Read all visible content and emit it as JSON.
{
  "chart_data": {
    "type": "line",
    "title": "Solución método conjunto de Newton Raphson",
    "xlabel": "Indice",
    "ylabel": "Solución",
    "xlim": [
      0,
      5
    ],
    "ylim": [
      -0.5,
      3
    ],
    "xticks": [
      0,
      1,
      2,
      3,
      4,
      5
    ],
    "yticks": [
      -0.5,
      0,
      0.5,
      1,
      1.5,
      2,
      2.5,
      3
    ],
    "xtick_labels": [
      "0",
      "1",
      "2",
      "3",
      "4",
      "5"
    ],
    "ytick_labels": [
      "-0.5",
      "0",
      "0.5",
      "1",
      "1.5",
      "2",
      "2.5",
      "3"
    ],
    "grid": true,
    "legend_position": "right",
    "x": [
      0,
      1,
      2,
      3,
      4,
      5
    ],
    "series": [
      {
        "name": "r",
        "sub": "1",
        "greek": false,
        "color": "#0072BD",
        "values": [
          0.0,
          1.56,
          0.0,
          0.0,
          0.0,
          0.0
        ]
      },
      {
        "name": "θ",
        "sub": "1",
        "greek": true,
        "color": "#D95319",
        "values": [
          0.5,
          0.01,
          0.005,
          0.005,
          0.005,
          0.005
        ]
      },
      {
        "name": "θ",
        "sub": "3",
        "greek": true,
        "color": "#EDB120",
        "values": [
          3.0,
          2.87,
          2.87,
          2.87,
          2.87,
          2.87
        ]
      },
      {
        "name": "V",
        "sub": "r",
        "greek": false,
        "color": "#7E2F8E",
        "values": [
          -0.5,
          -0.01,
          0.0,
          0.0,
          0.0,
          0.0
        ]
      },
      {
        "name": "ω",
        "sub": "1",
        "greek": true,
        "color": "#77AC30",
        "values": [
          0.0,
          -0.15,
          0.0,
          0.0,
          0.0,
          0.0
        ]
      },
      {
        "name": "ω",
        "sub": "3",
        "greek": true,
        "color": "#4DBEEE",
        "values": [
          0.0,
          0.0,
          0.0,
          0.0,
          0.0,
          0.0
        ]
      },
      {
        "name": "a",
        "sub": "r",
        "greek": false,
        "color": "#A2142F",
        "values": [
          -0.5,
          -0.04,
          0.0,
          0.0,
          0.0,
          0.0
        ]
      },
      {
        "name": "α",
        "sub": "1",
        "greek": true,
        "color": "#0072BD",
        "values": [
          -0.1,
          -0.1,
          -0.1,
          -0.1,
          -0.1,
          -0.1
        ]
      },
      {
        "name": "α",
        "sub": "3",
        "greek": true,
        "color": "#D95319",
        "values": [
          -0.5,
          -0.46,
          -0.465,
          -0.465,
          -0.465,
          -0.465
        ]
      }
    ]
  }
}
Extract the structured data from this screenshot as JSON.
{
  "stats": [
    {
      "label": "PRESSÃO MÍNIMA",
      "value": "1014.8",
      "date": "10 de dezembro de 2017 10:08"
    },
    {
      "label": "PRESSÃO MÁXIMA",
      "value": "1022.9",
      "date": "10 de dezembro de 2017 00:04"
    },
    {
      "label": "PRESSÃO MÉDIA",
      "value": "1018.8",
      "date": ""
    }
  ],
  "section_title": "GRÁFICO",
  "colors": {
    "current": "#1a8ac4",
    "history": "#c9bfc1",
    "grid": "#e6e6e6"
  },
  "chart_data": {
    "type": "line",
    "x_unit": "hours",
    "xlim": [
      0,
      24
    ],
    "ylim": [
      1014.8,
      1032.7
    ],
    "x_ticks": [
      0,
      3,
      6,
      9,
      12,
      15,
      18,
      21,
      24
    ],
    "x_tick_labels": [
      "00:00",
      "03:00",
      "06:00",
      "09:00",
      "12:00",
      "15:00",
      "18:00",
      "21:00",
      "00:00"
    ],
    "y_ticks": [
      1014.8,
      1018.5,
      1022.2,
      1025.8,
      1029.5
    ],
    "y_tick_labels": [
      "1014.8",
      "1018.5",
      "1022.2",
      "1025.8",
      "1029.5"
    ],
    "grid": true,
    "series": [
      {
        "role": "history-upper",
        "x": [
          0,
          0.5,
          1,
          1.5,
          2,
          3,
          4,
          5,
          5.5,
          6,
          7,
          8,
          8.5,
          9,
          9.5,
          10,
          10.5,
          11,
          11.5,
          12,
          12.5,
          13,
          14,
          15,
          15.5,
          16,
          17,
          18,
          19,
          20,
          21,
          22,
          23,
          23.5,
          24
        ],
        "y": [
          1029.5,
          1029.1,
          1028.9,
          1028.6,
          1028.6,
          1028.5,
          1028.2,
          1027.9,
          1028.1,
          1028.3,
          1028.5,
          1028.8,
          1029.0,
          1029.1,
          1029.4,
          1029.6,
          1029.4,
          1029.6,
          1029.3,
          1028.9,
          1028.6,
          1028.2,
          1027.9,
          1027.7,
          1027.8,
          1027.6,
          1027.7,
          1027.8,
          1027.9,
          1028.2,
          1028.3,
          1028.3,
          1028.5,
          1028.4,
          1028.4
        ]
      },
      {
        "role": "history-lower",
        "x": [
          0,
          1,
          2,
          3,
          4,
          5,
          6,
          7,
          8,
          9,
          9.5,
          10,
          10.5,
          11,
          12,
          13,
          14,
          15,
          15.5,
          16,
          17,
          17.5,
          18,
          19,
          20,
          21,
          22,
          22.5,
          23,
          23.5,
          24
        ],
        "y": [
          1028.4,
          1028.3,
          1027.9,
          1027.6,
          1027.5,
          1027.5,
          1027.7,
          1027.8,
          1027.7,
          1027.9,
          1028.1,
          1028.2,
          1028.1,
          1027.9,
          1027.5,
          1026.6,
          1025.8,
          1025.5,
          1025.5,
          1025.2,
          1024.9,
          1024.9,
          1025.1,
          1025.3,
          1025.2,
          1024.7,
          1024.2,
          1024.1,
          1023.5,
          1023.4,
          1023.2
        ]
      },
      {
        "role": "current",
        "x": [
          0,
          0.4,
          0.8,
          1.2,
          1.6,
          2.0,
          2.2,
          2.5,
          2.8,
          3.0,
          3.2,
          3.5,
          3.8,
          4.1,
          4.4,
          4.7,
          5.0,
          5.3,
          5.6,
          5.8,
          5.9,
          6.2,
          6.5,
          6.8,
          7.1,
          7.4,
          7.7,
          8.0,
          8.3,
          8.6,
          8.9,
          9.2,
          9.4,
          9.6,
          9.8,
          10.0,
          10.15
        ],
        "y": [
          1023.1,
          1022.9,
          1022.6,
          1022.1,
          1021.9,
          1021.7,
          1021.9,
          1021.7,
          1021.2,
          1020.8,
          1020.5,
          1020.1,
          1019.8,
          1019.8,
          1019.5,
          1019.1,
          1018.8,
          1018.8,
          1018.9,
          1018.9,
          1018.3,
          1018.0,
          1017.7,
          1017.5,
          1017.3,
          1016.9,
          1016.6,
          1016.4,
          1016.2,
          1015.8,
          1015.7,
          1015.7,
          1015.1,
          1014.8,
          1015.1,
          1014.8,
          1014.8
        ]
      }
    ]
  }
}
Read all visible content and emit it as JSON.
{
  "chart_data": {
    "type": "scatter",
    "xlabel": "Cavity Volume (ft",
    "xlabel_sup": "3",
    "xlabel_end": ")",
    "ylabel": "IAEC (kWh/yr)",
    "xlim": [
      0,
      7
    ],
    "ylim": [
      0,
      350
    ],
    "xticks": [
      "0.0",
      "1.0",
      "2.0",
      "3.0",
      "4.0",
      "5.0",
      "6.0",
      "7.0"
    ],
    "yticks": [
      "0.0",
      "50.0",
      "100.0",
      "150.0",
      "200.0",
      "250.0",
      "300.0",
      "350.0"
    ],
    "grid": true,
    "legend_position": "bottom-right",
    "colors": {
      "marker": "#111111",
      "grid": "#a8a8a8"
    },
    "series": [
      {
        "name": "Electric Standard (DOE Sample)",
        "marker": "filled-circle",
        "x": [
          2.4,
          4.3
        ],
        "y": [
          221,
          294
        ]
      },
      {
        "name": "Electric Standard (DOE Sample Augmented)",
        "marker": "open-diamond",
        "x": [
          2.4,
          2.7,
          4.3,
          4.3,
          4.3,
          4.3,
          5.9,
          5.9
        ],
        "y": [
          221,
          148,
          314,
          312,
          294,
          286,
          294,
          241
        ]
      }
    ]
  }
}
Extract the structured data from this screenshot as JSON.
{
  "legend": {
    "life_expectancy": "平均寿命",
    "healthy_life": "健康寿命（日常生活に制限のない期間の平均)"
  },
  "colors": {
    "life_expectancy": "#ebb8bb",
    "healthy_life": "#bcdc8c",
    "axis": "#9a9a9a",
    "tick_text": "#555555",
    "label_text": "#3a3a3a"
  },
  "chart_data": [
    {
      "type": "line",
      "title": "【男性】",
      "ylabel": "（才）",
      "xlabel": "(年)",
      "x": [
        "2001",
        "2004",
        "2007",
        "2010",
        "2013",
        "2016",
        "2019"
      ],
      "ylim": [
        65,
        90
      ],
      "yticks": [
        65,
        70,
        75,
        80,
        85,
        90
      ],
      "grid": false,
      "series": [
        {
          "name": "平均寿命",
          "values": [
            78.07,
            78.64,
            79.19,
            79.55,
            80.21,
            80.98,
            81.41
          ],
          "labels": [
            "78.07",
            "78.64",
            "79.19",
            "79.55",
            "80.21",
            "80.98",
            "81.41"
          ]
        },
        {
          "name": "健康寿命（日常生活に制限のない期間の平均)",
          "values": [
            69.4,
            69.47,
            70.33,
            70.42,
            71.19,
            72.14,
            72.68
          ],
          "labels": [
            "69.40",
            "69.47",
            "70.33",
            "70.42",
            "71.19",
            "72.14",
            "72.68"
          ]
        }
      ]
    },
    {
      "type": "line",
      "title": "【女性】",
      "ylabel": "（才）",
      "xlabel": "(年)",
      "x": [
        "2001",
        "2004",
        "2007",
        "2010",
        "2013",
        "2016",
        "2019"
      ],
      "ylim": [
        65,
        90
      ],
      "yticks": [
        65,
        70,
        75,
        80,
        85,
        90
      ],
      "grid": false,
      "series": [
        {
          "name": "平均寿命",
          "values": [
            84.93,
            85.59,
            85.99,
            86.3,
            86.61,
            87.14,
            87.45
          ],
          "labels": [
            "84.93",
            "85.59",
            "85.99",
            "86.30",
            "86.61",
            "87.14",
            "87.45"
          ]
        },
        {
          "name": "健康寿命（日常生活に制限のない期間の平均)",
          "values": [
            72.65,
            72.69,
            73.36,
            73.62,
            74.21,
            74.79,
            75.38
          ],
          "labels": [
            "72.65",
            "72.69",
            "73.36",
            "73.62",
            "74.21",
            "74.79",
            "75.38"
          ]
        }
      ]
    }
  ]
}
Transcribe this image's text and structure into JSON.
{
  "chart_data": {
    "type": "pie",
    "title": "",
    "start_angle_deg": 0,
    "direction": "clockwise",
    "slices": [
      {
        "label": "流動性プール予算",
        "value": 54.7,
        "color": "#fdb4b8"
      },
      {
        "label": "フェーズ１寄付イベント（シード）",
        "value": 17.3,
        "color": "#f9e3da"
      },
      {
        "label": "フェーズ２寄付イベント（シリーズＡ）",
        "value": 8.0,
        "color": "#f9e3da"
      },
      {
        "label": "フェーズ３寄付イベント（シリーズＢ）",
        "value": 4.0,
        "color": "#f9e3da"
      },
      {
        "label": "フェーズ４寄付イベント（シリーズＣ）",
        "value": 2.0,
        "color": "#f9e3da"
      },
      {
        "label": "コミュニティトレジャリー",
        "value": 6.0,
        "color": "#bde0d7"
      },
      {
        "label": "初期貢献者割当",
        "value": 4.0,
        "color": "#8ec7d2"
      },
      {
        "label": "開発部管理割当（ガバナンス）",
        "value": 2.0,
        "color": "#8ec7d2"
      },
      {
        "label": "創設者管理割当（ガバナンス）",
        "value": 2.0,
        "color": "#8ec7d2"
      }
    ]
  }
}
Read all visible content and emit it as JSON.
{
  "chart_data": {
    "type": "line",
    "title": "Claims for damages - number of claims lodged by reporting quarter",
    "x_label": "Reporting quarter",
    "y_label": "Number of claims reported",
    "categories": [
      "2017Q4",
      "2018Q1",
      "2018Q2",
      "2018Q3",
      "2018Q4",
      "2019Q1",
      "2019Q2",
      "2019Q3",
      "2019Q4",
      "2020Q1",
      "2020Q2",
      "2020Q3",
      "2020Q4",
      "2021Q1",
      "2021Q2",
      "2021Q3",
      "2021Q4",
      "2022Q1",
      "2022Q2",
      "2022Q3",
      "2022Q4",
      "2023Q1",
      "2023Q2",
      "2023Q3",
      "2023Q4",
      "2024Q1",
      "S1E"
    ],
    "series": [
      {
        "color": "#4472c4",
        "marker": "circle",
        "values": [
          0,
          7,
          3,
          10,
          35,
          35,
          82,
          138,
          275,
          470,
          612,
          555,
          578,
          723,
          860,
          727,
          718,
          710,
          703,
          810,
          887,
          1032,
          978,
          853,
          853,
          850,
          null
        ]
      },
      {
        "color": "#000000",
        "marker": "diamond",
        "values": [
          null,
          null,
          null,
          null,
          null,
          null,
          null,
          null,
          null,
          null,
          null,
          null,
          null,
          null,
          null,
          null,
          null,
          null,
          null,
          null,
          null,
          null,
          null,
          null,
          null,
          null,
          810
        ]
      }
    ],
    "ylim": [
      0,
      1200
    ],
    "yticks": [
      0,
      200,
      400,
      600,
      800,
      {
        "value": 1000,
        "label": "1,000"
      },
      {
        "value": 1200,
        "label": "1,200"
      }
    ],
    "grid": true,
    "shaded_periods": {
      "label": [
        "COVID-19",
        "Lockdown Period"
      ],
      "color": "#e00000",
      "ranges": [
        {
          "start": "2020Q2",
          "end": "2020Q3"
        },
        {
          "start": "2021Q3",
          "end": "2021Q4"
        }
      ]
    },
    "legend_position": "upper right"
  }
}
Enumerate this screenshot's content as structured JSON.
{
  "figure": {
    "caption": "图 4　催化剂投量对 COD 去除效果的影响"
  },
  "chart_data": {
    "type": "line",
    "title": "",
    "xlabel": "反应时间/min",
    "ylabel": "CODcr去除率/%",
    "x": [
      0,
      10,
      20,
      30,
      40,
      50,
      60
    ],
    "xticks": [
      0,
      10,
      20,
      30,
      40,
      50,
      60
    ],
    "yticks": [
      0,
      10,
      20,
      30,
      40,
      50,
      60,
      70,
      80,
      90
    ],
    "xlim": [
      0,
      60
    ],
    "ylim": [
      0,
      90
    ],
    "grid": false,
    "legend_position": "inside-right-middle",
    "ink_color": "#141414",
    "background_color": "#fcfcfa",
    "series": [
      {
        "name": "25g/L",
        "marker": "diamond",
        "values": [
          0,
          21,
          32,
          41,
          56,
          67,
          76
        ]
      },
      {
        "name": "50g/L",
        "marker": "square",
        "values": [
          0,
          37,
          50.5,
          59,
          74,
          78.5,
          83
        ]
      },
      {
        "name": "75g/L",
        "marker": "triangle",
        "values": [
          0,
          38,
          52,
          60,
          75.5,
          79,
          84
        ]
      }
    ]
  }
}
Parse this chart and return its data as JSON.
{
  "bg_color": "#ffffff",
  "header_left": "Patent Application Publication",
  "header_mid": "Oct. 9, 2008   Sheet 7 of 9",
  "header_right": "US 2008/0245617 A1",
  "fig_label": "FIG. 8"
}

_ _ _ _

SET PROBLEM
Read the entries and select each line where the word "marker" is found.

EXERCISE SOLUTION
      "marker": "#111111",
        "marker": "filled-circle",
        "marker": "open-diamond",
        "marker": "circle",
        "marker": "diamond",
        "marker": "diamond",
        "marker": "square",
        "marker": "triangle",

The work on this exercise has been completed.